** start of Excerpted records **
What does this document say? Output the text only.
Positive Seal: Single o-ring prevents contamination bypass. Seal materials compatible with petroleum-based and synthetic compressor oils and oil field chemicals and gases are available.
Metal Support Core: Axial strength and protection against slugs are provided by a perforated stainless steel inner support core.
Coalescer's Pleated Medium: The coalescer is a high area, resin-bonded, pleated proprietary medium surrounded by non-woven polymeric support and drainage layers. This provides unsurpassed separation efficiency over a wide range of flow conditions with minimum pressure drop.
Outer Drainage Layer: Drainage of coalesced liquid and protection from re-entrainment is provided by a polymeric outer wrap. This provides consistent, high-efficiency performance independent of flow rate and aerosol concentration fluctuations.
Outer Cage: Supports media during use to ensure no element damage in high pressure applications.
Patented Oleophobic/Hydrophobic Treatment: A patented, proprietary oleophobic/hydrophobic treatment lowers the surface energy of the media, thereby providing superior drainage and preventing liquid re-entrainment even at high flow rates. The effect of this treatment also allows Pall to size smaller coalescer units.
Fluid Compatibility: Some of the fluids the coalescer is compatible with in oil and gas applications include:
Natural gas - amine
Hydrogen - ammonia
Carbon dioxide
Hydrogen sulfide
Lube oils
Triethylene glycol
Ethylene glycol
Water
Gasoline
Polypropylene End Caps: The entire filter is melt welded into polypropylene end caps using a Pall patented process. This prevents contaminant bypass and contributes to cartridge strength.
** end of Excerpted records **
Exercise details ::
Extract the data exactly as given.

Answer to the exercise ::
What does this document say? Output the text only.
Positive Seal: Single o-ring prevents contamination bypass. Seal materials compatible with petroleum-based and synthetic compressor oils and oil field chemicals and gases are available.
Metal Support Core: Axial strength and protection against slugs are provided by a perforated stainless steel inner support core.
Coalescer's Pleated Medium: The coalescer is a high area, resin-bonded, pleated proprietary medium surrounded by non-woven polymeric support and drainage layers. This provides unsurpassed separation efficiency over a wide range of flow conditions with minimum pressure drop.
Outer Drainage Layer: Drainage of coalesced liquid and protection from re-entrainment is provided by a polymeric outer wrap. This provides consistent, high-efficiency performance independent of flow rate and aerosol concentration fluctuations.
Outer Cage: Supports media during use to ensure no element damage in high pressure applications.
Patented Oleophobic/Hydrophobic Treatment: A patented, proprietary oleophobic/hydrophobic treatment lowers the surface energy of the media, thereby providing superior drainage and preventing liquid re-entrainment even at high flow rates. The effect of this treatment also allows Pall to size smaller coalescer units.
Fluid Compatibility: Some of the fluids the coalescer is compatible with in oil and gas applications include:
Natural gas - amine
Hydrogen - ammonia
Carbon dioxide
Hydrogen sulfide
Lube oils
Triethylene glycol
Ethylene glycol
Water
Gasoline
Polypropylene End Caps: The entire filter is melt welded into polypropylene end caps using a Pall patented process. This prevents contaminant bypass and contributes to cartridge strength.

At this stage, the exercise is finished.